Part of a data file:
======

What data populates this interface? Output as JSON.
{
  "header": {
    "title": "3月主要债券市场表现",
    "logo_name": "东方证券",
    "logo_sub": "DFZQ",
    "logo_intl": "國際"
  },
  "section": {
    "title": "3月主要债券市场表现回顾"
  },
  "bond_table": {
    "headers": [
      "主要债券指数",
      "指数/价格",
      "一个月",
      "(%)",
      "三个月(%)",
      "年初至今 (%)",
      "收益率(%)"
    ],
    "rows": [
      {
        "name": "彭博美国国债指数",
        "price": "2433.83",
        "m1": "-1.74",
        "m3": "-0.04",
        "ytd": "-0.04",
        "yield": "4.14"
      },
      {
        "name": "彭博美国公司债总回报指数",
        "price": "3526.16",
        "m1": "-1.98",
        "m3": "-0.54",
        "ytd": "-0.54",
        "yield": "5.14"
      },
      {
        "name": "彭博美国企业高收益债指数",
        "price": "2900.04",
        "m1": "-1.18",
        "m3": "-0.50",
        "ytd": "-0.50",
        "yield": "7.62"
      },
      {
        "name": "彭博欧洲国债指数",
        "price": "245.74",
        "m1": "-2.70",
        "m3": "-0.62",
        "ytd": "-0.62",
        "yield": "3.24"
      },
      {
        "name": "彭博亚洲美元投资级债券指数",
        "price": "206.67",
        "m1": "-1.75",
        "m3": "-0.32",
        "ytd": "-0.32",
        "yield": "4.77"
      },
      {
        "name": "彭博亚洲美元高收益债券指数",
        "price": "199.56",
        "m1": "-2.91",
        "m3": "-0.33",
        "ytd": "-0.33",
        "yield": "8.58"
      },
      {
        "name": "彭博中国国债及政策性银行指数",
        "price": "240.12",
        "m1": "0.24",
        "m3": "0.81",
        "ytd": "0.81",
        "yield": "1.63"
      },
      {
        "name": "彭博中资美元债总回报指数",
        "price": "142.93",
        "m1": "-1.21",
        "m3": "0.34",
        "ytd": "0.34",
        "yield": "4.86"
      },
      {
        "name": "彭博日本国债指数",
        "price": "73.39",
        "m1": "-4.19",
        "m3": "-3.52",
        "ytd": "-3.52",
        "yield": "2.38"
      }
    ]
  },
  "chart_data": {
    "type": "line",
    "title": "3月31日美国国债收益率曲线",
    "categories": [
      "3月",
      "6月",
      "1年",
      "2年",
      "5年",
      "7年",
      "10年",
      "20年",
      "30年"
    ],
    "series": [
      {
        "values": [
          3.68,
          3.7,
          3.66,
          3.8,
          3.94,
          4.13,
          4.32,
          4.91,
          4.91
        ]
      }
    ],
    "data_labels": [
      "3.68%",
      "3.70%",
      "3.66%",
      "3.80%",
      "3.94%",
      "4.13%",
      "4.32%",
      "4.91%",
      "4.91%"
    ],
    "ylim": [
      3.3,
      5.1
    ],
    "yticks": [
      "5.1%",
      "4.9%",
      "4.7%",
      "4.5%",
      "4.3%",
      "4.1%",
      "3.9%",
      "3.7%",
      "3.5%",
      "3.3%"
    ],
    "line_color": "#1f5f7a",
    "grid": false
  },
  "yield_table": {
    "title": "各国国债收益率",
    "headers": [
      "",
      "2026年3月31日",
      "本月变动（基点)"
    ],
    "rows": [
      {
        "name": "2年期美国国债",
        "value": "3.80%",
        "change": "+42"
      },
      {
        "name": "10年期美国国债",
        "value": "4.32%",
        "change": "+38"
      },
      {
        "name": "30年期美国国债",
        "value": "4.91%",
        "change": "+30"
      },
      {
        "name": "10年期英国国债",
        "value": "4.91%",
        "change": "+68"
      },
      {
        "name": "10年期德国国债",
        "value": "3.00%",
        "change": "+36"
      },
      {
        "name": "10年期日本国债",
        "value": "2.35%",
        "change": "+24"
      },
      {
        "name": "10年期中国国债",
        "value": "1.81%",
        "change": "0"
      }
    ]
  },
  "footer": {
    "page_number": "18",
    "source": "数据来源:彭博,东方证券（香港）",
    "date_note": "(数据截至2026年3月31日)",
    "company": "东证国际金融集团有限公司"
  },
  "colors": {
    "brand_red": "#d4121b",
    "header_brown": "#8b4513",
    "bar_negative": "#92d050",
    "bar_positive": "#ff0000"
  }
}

======

* _Objective_:
Reproduce the records above exactly as they appear.

* _Solution to this exercise_:
What data populates this interface? Output as JSON.
{
  "header": {
    "title": "3月主要债券市场表现",
    "logo_name": "东方证券",
    "logo_sub": "DFZQ",
    "logo_intl": "國際"
  },
  "section": {
    "title": "3月主要债券市场表现回顾"
  },
  "bond_table": {
    "headers": [
      "主要债券指数",
      "指数/价格",
      "一个月",
      "(%)",
      "三个月(%)",
      "年初至今 (%)",
      "收益率(%)"
    ],
    "rows": [
      {
        "name": "彭博美国国债指数",
        "price": "2433.83",
        "m1": "-1.74",
        "m3": "-0.04",
        "ytd": "-0.04",
        "yield": "4.14"
      },
      {
        "name": "彭博美国公司债总回报指数",
        "price": "3526.16",
        "m1": "-1.98",
        "m3": "-0.54",
        "ytd": "-0.54",
        "yield": "5.14"
      },
      {
        "name": "彭博美国企业高收益债指数",
        "price": "2900.04",
        "m1": "-1.18",
        "m3": "-0.50",
        "ytd": "-0.50",
        "yield": "7.62"
      },
      {
        "name": "彭博欧洲国债指数",
        "price": "245.74",
        "m1": "-2.70",
        "m3": "-0.62",
        "ytd": "-0.62",
        "yield": "3.24"
      },
      {
        "name": "彭博亚洲美元投资级债券指数",
        "price": "206.67",
        "m1": "-1.75",
        "m3": "-0.32",
        "ytd": "-0.32",
        "yield": "4.77"
      },
      {
        "name": "彭博亚洲美元高收益债券指数",
        "price": "199.56",
        "m1": "-2.91",
        "m3": "-0.33",
        "ytd": "-0.33",
        "yield": "8.58"
      },
      {
        "name": "彭博中国国债及政策性银行指数",
        "price": "240.12",
        "m1": "0.24",
        "m3": "0.81",
        "ytd": "0.81",
        "yield": "1.63"
      },
      {
        "name": "彭博中资美元债总回报指数",
        "price": "142.93",
        "m1": "-1.21",
        "m3": "0.34",
        "ytd": "0.34",
        "yield": "4.86"
      },
      {
        "name": "彭博日本国债指数",
        "price": "73.39",
        "m1": "-4.19",
        "m3": "-3.52",
        "ytd": "-3.52",
        "yield": "2.38"
      }
    ]
  },
  "chart_data": {
    "type": "line",
    "title": "3月31日美国国债收益率曲线",
    "categories": [
      "3月",
      "6月",
      "1年",
      "2年",
      "5年",
      "7年",
      "10年",
      "20年",
      "30年"
    ],
    "series": [
      {
        "values": [
          3.68,
          3.7,
          3.66,
          3.8,
          3.94,
          4.13,
          4.32,
          4.91,
          4.91
        ]
      }
    ],
    "data_labels": [
      "3.68%",
      "3.70%",
      "3.66%",
      "3.80%",
      "3.94%",
      "4.13%",
      "4.32%",
      "4.91%",
      "4.91%"
    ],
    "ylim": [
      3.3,
      5.1
    ],
    "yticks": [
      "5.1%",
      "4.9%",
      "4.7%",
      "4.5%",
      "4.3%",
      "4.1%",
      "3.9%",
      "3.7%",
      "3.5%",
      "3.3%"
    ],
    "line_color": "#1f5f7a",
    "grid": false
  },
  "yield_table": {
    "title": "各国国债收益率",
    "headers": [
      "",
      "2026年3月31日",
      "本月变动（基点)"
    ],
    "rows": [
      {
        "name": "2年期美国国债",
        "value": "3.80%",
        "change": "+42"
      },
      {
        "name": "10年期美国国债",
        "value": "4.32%",
        "change": "+38"
      },
      {
        "name": "30年期美国国债",
        "value": "4.91%",
        "change": "+30"
      },
      {
        "name": "10年期英国国债",
        "value": "4.91%",
        "change": "+68"
      },
      {
        "name": "10年期德国国债",
        "value": "3.00%",
        "change": "+36"
      },
      {
        "name": "10年期日本国债",
        "value": "2.35%",
        "change": "+24"
      },
      {
        "name": "10年期中国国债",
        "value": "1.81%",
        "change": "0"
      }
    ]
  },
  "footer": {
    "page_number": "18",
    "source": "数据来源:彭博,东方证券（香港）",
    "date_note": "(数据截至2026年3月31日)",
    "company": "东证国际金融集团有限公司"
  },
  "colors": {
    "brand_red": "#d4121b",
    "header_brown": "#8b4513",
    "bar_negative": "#92d050",
    "bar_positive": "#ff0000"
  }
}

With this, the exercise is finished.